# Task directions
Restate, word for word, all of the material shown below.

(Stored data)
▼▼▼
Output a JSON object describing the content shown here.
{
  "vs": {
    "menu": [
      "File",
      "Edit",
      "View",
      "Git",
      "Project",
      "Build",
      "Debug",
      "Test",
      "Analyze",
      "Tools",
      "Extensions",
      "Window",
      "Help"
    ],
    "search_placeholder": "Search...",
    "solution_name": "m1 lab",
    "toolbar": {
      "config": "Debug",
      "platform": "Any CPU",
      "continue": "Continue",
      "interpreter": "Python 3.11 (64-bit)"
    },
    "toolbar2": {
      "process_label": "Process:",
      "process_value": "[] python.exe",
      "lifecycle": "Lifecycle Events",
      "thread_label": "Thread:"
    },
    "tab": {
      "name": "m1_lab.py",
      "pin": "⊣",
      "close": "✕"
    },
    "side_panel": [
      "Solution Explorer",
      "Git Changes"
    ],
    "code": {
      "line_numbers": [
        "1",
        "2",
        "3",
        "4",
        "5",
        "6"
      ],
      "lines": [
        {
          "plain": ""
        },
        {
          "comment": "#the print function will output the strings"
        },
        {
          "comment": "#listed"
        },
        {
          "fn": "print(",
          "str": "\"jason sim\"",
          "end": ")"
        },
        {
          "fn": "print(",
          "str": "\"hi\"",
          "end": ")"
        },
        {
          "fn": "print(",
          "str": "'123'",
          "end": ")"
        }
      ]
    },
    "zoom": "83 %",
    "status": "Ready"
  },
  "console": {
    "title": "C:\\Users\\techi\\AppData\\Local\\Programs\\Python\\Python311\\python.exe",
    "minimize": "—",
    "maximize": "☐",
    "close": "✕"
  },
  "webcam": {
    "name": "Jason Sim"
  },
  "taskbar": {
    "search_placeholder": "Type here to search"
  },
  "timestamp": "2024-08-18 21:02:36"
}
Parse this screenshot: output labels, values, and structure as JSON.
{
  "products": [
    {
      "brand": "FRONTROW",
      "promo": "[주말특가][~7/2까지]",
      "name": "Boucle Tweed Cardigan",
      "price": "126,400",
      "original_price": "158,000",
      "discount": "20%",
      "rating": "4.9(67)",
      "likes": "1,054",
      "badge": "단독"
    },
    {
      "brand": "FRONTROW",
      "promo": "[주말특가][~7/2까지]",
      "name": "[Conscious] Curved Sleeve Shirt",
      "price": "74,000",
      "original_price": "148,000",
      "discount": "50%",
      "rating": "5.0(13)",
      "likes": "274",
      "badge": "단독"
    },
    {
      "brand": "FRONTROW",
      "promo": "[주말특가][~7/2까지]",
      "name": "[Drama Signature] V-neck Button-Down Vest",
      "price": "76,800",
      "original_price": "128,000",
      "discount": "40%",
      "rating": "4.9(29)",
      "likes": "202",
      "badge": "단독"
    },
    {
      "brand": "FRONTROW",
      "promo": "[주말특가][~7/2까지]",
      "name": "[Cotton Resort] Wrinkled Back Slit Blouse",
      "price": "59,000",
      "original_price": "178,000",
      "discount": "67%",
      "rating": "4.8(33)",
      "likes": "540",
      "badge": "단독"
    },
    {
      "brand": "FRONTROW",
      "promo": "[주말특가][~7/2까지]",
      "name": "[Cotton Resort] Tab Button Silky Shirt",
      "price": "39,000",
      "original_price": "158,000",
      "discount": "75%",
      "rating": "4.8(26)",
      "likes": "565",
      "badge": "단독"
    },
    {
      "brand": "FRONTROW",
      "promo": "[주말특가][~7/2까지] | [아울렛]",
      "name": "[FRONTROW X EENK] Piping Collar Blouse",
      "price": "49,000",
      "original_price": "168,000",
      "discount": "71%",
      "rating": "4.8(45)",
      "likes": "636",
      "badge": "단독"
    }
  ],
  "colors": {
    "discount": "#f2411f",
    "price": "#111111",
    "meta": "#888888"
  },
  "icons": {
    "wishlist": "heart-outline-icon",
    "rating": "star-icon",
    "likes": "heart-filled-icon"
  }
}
▲▲▲
# Response for this exercise
Output a JSON object describing the content shown here.
{
  "vs": {
    "menu": [
      "File",
      "Edit",
      "View",
      "Git",
      "Project",
      "Build",
      "Debug",
      "Test",
      "Analyze",
      "Tools",
      "Extensions",
      "Window",
      "Help"
    ],
    "search_placeholder": "Search...",
    "solution_name": "m1 lab",
    "toolbar": {
      "config": "Debug",
      "platform": "Any CPU",
      "continue": "Continue",
      "interpreter": "Python 3.11 (64-bit)"
    },
    "toolbar2": {
      "process_label": "Process:",
      "process_value": "[] python.exe",
      "lifecycle": "Lifecycle Events",
      "thread_label": "Thread:"
    },
    "tab": {
      "name": "m1_lab.py",
      "pin": "⊣",
      "close": "✕"
    },
    "side_panel": [
      "Solution Explorer",
      "Git Changes"
    ],
    "code": {
      "line_numbers": [
        "1",
        "2",
        "3",
        "4",
        "5",
        "6"
      ],
      "lines": [
        {
          "plain": ""
        },
        {
          "comment": "#the print function will output the strings"
        },
        {
          "comment": "#listed"
        },
        {
          "fn": "print(",
          "str": "\"jason sim\"",
          "end": ")"
        },
        {
          "fn": "print(",
          "str": "\"hi\"",
          "end": ")"
        },
        {
          "fn": "print(",
          "str": "'123'",
          "end": ")"
        }
      ]
    },
    "zoom": "83 %",
    "status": "Ready"
  },
  "console": {
    "title": "C:\\Users\\techi\\AppData\\Local\\Programs\\Python\\Python311\\python.exe",
    "minimize": "—",
    "maximize": "☐",
    "close": "✕"
  },
  "webcam": {
    "name": "Jason Sim"
  },
  "taskbar": {
    "search_placeholder": "Type here to search"
  },
  "timestamp": "2024-08-18 21:02:36"
}
Parse this screenshot: output labels, values, and structure as JSON.
{
  "products": [
    {
      "brand": "FRONTROW",
      "promo": "[주말특가][~7/2까지]",
      "name": "Boucle Tweed Cardigan",
      "price": "126,400",
      "original_price": "158,000",
      "discount": "20%",
      "rating": "4.9(67)",
      "likes": "1,054",
      "badge": "단독"
    },
    {
      "brand": "FRONTROW",
      "promo": "[주말특가][~7/2까지]",
      "name": "[Conscious] Curved Sleeve Shirt",
      "price": "74,000",
      "original_price": "148,000",
      "discount": "50%",
      "rating": "5.0(13)",
      "likes": "274",
      "badge": "단독"
    },
    {
      "brand": "FRONTROW",
      "promo": "[주말특가][~7/2까지]",
      "name": "[Drama Signature] V-neck Button-Down Vest",
      "price": "76,800",
      "original_price": "128,000",
      "discount": "40%",
      "rating": "4.9(29)",
      "likes": "202",
      "badge": "단독"
    },
    {
      "brand": "FRONTROW",
      "promo": "[주말특가][~7/2까지]",
      "name": "[Cotton Resort] Wrinkled Back Slit Blouse",
      "price": "59,000",
      "original_price": "178,000",
      "discount": "67%",
      "rating": "4.8(33)",
      "likes": "540",
      "badge": "단독"
    },
    {
      "brand": "FRONTROW",
      "promo": "[주말특가][~7/2까지]",
      "name": "[Cotton Resort] Tab Button Silky Shirt",
      "price": "39,000",
      "original_price": "158,000",
      "discount": "75%",
      "rating": "4.8(26)",
      "likes": "565",
      "badge": "단독"
    },
    {
      "brand": "FRONTROW",
      "promo": "[주말특가][~7/2까지] | [아울렛]",
      "name": "[FRONTROW X EENK] Piping Collar Blouse",
      "price": "49,000",
      "original_price": "168,000",
      "discount": "71%",
      "rating": "4.8(45)",
      "likes": "636",
      "badge": "단독"
    }
  ],
  "colors": {
    "discount": "#f2411f",
    "price": "#111111",
    "meta": "#888888"
  },
  "icons": {
    "wishlist": "heart-outline-icon",
    "rating": "star-icon",
    "likes": "heart-filled-icon"
  }
}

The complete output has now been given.